> **Description of the task**: Scan the data below. Pull out each line where "偏离文段中心" occurs.
##########
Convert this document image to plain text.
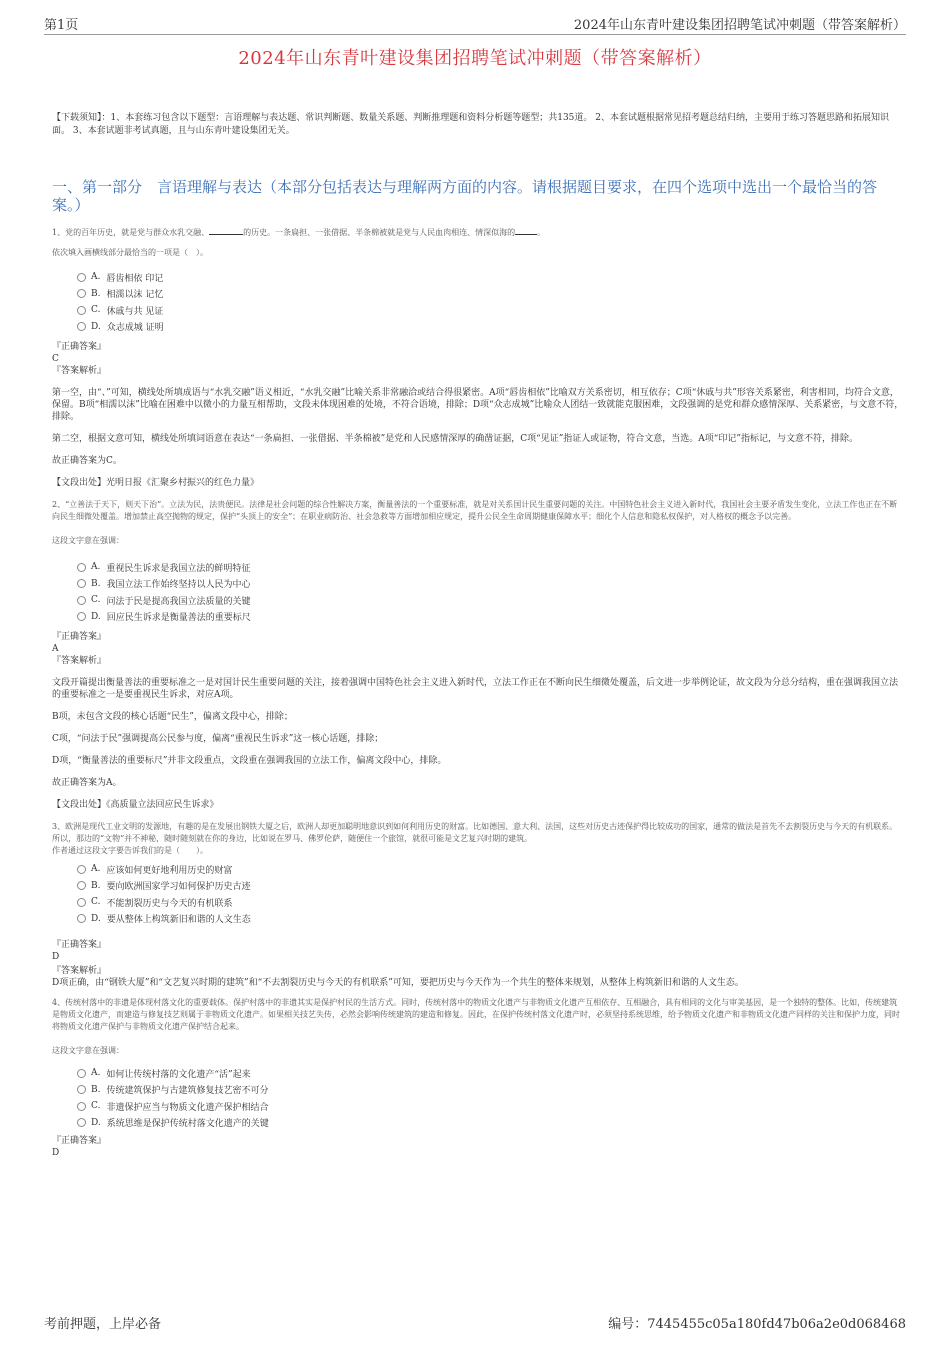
第1页	2024年山东青叶建设集团招聘笔试冲刺题（带答案解析）
2024年山东青叶建设集团招聘笔试冲刺题（带答案解析）
【下载须知】：1、本套练习包含以下题型：言语理解与表达题、常识判断题、数量关系题、判断推理题和资料分析题等题型；共135道。 2、本套试题根据常见招考题总结归纳，主要用于练习答题思路和拓展知识面。 3、本套试题非考试真题，且与山东青叶建设集团无关。
一、第一部分　言语理解与表达（本部分包括表达与理解两方面的内容。请根据题目要求，在四个选项中选出一个最恰当的答案。）
1、党的百年历史，就是党与群众水乳交融、	的历史。一条扁担、一张借据、半条棉被就是党与人民血肉相连、情深似海的	。
依次填入画横线部分最恰当的一项是（　）。
A. 唇齿相依 印记
B. 相濡以沫 记忆
C. 休戚与共 见证
D. 众志成城 证明
『正确答案』
C
『答案解析』
第一空，由“、”可知，横线处所填成语与“水乳交融”语义相近，“水乳交融”比喻关系非常融洽或结合得很紧密。A项“唇齿相依”比喻双方关系密切，相互依存；C项“休戚与共”形容关系紧密，利害相同，均符合文意，保留。B项“相濡以沫”比喻在困难中以微小的力量互相帮助，文段未体现困难的处境，不符合语境，排除；D项“众志成城”比喻众人团结一致就能克服困难，文段强调的是党和群众感情深厚、关系紧密，与文意不符，排除。
第二空，根据文意可知，横线处所填词语意在表达“一条扁担、一张借据、半条棉被”是党和人民感情深厚的确凿证据，C项“见证”指证人或证物，符合文意，当选。A项“印记”指标记，与文意不符，排除。
故正确答案为C。
【文段出处】光明日报《汇聚乡村振兴的红色力量》
2、“立善法于天下，则天下治”。立法为民，法贵便民。法律是社会问题的综合性解决方案，衡量善法的一个重要标准，就是对关系国计民生重要问题的关注。中国特色社会主义进入新时代，我国社会主要矛盾发生变化，立法工作也正在不断向民生细微处覆盖。增加禁止高空抛物的规定，保护“头顶上的安全”；在职业病防治、社会急救等方面增加相应规定，提升公民全生命周期健康保障水平；细化个人信息和隐私权保护，对人格权的概念予以完善。
这段文字意在强调：
A. 重视民生诉求是我国立法的鲜明特征
B. 我国立法工作始终坚持以人民为中心
C. 问法于民是提高我国立法质量的关键
D. 回应民生诉求是衡量善法的重要标尺
『正确答案』
A
『答案解析』
文段开篇提出衡量善法的重要标准之一是对国计民生重要问题的关注，接着强调中国特色社会主义进入新时代，立法工作正在不断向民生细微处覆盖，后文进一步举例论证，故文段为分总分结构，重在强调我国立法的重要标准之一是要重视民生诉求，对应A项。
B项，未包含文段的核心话题“民生”，偏离文段中心，排除；
C项，“问法于民”强调提高公民参与度，偏离“重视民生诉求”这一核心话题，排除；
D项，“衡量善法的重要标尺”并非文段重点，文段重在强调我国的立法工作，偏离文段中心，排除。
故正确答案为A。
【文段出处】《高质量立法回应民生诉求》
3、欧洲是现代工业文明的发源地，有趣的是在发展出钢铁大厦之后，欧洲人却更加聪明地意识到如何利用历史的财富。比如德国、意大利、法国，这些对历史古迹保护得比较成功的国家，通常的做法是首先不去割裂历史与今天的有机联系。所以，那边的“文物”并不神秘，随时随刻就在你的身边，比如说在罗马、佛罗伦萨，随便住一个旅馆，就很可能是文艺复兴时期的建筑。
作者通过这段文字要告诉我们的是（　　）。
A. 应该如何更好地利用历史的财富
B. 要向欧洲国家学习如何保护历史古迹
C. 不能割裂历史与今天的有机联系
D. 要从整体上构筑新旧和谐的人文生态
『正确答案』
D
『答案解析』
D项正确，由“钢铁大厦”和“文艺复兴时期的建筑”和“不去割裂历史与今天的有机联系”可知，要把历史与今天作为一个共生的整体来规划，从整体上构筑新旧和谐的人文生态。
4、传统村落中的非遗是体现村落文化的重要载体。保护村落中的非遗其实是保护村民的生活方式。同时，传统村落中的物质文化遗产与非物质文化遗产互相依存、互相融合，具有相同的文化与审美基因，是一个独特的整体。比如，传统建筑是物质文化遗产，而建造与修复技艺则属于非物质文化遗产。如果相关技艺失传，必然会影响传统建筑的建造和修复。因此，在保护传统村落文化遗产时，必须坚持系统思维，给予物质文化遗产和非物质文化遗产同样的关注和保护力度，同时将物质文化遗产保护与非物质文化遗产保护结合起来。
这段文字意在强调：
A. 如何让传统村落的文化遗产“活”起来
B. 传统建筑保护与古建筑修复技艺密不可分
C. 非遗保护应当与物质文化遗产保护相结合
D. 系统思维是保护传统村落文化遗产的关键
『正确答案』
D
考前押题，上岸必备	编号：7445455c05a180fd47b06a2e0d068468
##########
> **Worked solution**:
B项，未包含文段的核心话题“民生”，偏离文段中心，排除；
D项，“衡量善法的重要标尺”并非文段重点，文段重在强调我国的立法工作，偏离文段中心，排除。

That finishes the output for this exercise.